__WHAT THE TASK REQUIRES__
Reproduce every entry in the listing without alteration.

───── DATA SHOWN

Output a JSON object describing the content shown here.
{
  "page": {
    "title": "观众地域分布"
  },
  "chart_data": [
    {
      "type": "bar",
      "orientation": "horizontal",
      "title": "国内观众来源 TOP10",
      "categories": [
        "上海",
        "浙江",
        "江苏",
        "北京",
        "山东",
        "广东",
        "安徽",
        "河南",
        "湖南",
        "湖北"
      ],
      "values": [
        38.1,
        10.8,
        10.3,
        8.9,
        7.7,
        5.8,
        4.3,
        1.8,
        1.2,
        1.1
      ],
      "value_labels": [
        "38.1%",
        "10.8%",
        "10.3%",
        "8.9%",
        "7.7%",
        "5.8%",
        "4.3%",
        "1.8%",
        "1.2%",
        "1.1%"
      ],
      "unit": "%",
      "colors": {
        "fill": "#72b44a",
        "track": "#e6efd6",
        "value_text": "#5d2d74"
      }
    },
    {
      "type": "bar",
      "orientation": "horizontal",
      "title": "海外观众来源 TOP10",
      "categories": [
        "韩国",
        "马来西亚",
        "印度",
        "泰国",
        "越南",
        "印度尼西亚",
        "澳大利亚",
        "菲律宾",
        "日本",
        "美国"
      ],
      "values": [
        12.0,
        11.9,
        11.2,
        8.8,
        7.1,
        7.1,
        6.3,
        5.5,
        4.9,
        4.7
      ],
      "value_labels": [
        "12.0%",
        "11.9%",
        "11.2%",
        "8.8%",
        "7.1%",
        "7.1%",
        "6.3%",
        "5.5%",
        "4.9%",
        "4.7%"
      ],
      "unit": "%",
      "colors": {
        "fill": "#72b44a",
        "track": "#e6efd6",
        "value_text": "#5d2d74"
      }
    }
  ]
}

──────────

__TASK RESULT__
Output a JSON object describing the content shown here.
{
  "page": {
    "title": "观众地域分布"
  },
  "chart_data": [
    {
      "type": "bar",
      "orientation": "horizontal",
      "title": "国内观众来源 TOP10",
      "categories": [
        "上海",
        "浙江",
        "江苏",
        "北京",
        "山东",
        "广东",
        "安徽",
        "河南",
        "湖南",
        "湖北"
      ],
      "values": [
        38.1,
        10.8,
        10.3,
        8.9,
        7.7,
        5.8,
        4.3,
        1.8,
        1.2,
        1.1
      ],
      "value_labels": [
        "38.1%",
        "10.8%",
        "10.3%",
        "8.9%",
        "7.7%",
        "5.8%",
        "4.3%",
        "1.8%",
        "1.2%",
        "1.1%"
      ],
      "unit": "%",
      "colors": {
        "fill": "#72b44a",
        "track": "#e6efd6",
        "value_text": "#5d2d74"
      }
    },
    {
      "type": "bar",
      "orientation": "horizontal",
      "title": "海外观众来源 TOP10",
      "categories": [
        "韩国",
        "马来西亚",
        "印度",
        "泰国",
        "越南",
        "印度尼西亚",
        "澳大利亚",
        "菲律宾",
        "日本",
        "美国"
      ],
      "values": [
        12.0,
        11.9,
        11.2,
        8.8,
        7.1,
        7.1,
        6.3,
        5.5,
        4.9,
        4.7
      ],
      "value_labels": [
        "12.0%",
        "11.9%",
        "11.2%",
        "8.8%",
        "7.1%",
        "7.1%",
        "6.3%",
        "5.5%",
        "4.9%",
        "4.7%"
      ],
      "unit": "%",
      "colors": {
        "fill": "#72b44a",
        "track": "#e6efd6",
        "value_text": "#5d2d74"
      }
    }
  ]
}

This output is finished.